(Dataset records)
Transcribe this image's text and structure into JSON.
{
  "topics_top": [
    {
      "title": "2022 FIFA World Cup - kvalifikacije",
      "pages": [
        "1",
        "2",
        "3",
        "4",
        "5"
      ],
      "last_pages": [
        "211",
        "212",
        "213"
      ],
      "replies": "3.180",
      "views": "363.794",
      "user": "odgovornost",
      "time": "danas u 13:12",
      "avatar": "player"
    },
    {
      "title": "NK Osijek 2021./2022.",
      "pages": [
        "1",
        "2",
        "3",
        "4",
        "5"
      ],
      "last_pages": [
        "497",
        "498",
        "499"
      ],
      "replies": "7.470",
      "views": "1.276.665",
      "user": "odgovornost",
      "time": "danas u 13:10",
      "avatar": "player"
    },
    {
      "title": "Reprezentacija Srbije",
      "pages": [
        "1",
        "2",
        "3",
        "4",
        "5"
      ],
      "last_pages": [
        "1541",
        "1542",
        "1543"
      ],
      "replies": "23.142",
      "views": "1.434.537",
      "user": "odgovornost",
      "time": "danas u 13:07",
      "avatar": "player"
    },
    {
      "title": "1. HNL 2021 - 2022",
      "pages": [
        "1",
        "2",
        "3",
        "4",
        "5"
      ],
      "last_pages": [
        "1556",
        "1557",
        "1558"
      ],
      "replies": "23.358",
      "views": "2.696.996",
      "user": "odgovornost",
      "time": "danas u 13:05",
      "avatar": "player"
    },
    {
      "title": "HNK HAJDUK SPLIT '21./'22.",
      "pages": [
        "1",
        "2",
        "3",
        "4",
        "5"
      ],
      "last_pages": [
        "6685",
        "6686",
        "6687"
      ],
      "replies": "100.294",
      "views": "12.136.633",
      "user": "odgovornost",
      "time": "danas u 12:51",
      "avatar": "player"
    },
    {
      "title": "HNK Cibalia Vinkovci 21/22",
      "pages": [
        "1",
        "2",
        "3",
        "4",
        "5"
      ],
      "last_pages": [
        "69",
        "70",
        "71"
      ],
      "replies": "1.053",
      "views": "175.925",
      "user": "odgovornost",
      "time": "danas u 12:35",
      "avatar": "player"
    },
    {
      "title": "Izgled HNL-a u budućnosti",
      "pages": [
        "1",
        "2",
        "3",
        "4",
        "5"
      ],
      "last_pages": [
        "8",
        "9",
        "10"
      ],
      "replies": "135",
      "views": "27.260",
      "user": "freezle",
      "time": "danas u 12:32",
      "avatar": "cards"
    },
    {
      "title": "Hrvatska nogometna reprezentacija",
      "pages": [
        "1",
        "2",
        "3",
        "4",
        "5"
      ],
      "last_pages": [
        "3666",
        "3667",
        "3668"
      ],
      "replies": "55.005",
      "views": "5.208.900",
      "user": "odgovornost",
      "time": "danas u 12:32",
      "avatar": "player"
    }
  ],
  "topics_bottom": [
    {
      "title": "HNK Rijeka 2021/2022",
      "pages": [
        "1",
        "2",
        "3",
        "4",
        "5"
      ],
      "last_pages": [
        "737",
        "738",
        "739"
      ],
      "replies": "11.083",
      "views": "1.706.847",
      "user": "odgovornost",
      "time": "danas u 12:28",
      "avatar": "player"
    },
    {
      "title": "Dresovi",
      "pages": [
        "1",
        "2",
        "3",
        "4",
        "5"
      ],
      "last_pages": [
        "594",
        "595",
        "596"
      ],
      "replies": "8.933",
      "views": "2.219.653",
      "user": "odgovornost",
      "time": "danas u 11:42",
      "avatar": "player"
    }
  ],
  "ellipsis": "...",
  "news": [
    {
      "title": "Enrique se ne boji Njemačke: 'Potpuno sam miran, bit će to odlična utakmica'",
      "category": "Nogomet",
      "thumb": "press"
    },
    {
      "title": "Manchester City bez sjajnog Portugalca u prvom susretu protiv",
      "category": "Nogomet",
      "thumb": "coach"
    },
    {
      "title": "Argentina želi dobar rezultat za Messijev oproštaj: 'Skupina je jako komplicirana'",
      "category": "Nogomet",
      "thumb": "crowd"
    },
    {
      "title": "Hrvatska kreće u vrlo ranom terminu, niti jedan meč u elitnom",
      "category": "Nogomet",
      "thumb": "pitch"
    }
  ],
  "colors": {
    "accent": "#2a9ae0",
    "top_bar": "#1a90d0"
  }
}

§ **Stated exercise**
Your task is to reproduce all of the records exactly.

§ **Task response**
Transcribe this image's text and structure into JSON.
{
  "topics_top": [
    {
      "title": "2022 FIFA World Cup - kvalifikacije",
      "pages": [
        "1",
        "2",
        "3",
        "4",
        "5"
      ],
      "last_pages": [
        "211",
        "212",
        "213"
      ],
      "replies": "3.180",
      "views": "363.794",
      "user": "odgovornost",
      "time": "danas u 13:12",
      "avatar": "player"
    },
    {
      "title": "NK Osijek 2021./2022.",
      "pages": [
        "1",
        "2",
        "3",
        "4",
        "5"
      ],
      "last_pages": [
        "497",
        "498",
        "499"
      ],
      "replies": "7.470",
      "views": "1.276.665",
      "user": "odgovornost",
      "time": "danas u 13:10",
      "avatar": "player"
    },
    {
      "title": "Reprezentacija Srbije",
      "pages": [
        "1",
        "2",
        "3",
        "4",
        "5"
      ],
      "last_pages": [
        "1541",
        "1542",
        "1543"
      ],
      "replies": "23.142",
      "views": "1.434.537",
      "user": "odgovornost",
      "time": "danas u 13:07",
      "avatar": "player"
    },
    {
      "title": "1. HNL 2021 - 2022",
      "pages": [
        "1",
        "2",
        "3",
        "4",
        "5"
      ],
      "last_pages": [
        "1556",
        "1557",
        "1558"
      ],
      "replies": "23.358",
      "views": "2.696.996",
      "user": "odgovornost",
      "time": "danas u 13:05",
      "avatar": "player"
    },
    {
      "title": "HNK HAJDUK SPLIT '21./'22.",
      "pages": [
        "1",
        "2",
        "3",
        "4",
        "5"
      ],
      "last_pages": [
        "6685",
        "6686",
        "6687"
      ],
      "replies": "100.294",
      "views": "12.136.633",
      "user": "odgovornost",
      "time": "danas u 12:51",
      "avatar": "player"
    },
    {
      "title": "HNK Cibalia Vinkovci 21/22",
      "pages": [
        "1",
        "2",
        "3",
        "4",
        "5"
      ],
      "last_pages": [
        "69",
        "70",
        "71"
      ],
      "replies": "1.053",
      "views": "175.925",
      "user": "odgovornost",
      "time": "danas u 12:35",
      "avatar": "player"
    },
    {
      "title": "Izgled HNL-a u budućnosti",
      "pages": [
        "1",
        "2",
        "3",
        "4",
        "5"
      ],
      "last_pages": [
        "8",
        "9",
        "10"
      ],
      "replies": "135",
      "views": "27.260",
      "user": "freezle",
      "time": "danas u 12:32",
      "avatar": "cards"
    },
    {
      "title": "Hrvatska nogometna reprezentacija",
      "pages": [
        "1",
        "2",
        "3",
        "4",
        "5"
      ],
      "last_pages": [
        "3666",
        "3667",
        "3668"
      ],
      "replies": "55.005",
      "views": "5.208.900",
      "user": "odgovornost",
      "time": "danas u 12:32",
      "avatar": "player"
    }
  ],
  "topics_bottom": [
    {
      "title": "HNK Rijeka 2021/2022",
      "pages": [
        "1",
        "2",
        "3",
        "4",
        "5"
      ],
      "last_pages": [
        "737",
        "738",
        "739"
      ],
      "replies": "11.083",
      "views": "1.706.847",
      "user": "odgovornost",
      "time": "danas u 12:28",
      "avatar": "player"
    },
    {
      "title": "Dresovi",
      "pages": [
        "1",
        "2",
        "3",
        "4",
        "5"
      ],
      "last_pages": [
        "594",
        "595",
        "596"
      ],
      "replies": "8.933",
      "views": "2.219.653",
      "user": "odgovornost",
      "time": "danas u 11:42",
      "avatar": "player"
    }
  ],
  "ellipsis": "...",
  "news": [
    {
      "title": "Enrique se ne boji Njemačke: 'Potpuno sam miran, bit će to odlična utakmica'",
      "category": "Nogomet",
      "thumb": "press"
    },
    {
      "title": "Manchester City bez sjajnog Portugalca u prvom susretu protiv",
      "category": "Nogomet",
      "thumb": "coach"
    },
    {
      "title": "Argentina želi dobar rezultat za Messijev oproštaj: 'Skupina je jako komplicirana'",
      "category": "Nogomet",
      "thumb": "crowd"
    },
    {
      "title": "Hrvatska kreće u vrlo ranom terminu, niti jedan meč u elitnom",
      "category": "Nogomet",
      "thumb": "pitch"
    }
  ],
  "colors": {
    "accent": "#2a9ae0",
    "top_bar": "#1a90d0"
  }
}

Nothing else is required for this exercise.